▶ Objectives
**A)** List every person named in the theater listings.
**B)** Carry on the theater listings from the point where they stop.

-- BEGIN Supplied passage --

28th Annual Drammy Awards
[SPECIAL EVENT] Andrés Alcalá MCs this year's awards for outstanding achievement in local theater. Interesting members of the public are encouraged to attend. Dress extravagantly. The Crystal Ballroom, 1332 W Burnside St., drammy.info. 6 pm Monday, June 11. Free.
Floyd Collins
[OPENS FRIDAY] Jon Kretzu directs Kirk Mouser and Susannah Mars in this OBIE-winning musical about a man stuck in a hole. Stumptown Stages at Interstate Firehouse Cultural Center, 5340 N Interstate Ave., 381-8686. 8 pm Fridays-Saturdays, 2 pm Sundays. Opens June 8. $22-$27.
Good
[OPENS SUNDAY] See preview, below. Sojourn Theatre at Wentworth Subaru Service and Parts, 130 SE 7th Ave., 971-544-0464. 8 pm Thursdays-Sundays. Opens June 10. $10-$15.

-- END Supplied passage --
-- BEGIN Data excerpt --

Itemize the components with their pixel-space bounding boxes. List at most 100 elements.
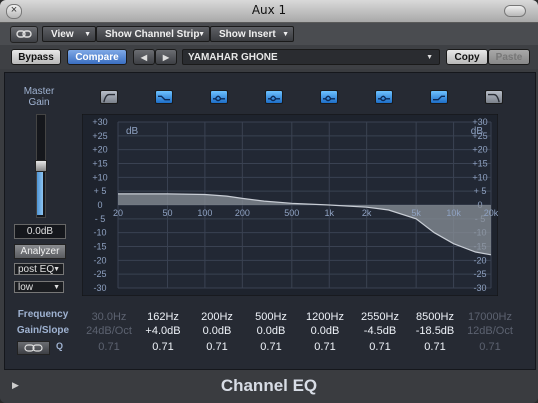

-- END Data excerpt --

▶ Solved tasks
**A)** Andrés Alcalá, Jon Kretzu, Kirk Mouser, Susannah Mars

**B)**
Grease
In this "30-year reunion" production, director Kirk Mouser focuses on the camp and corn in what could be a very moving and disturbing play, but that's OK—the band is great, the songs are well performed, and Amy Palomino's choreography is up to her usual high standard. But despite a few excellent performances and the killer material, the show isn't very much fun. The cast's energy drags painfully between songs, and the white hair and bald pates make it awfully difficult to suspend disbelief. The cast is obviously having a blast; if the same could be said of the spectators, this would be a great production. It isn't. BEN WATERHOUSE. Stumptown Stages at the World Trade Center Theatre, 121 SW Salmon St., 381-8686, stumptownstages.com. 8 pm Fridays-Saturdays. Closes June 30. $22-$27.
Oklahoma!
[CLOSES SUNDAY] Corn as high as an elephant's eye, etc. Dan Murphy directs. Lakewood Theatre Company at Lakewood Center for the Arts. 368 S State St., Lake Oswego, 635-3901. 8 pm Thursday-Saturday, 2 and 7 pm Sunday. Closes June 10. $26-$28.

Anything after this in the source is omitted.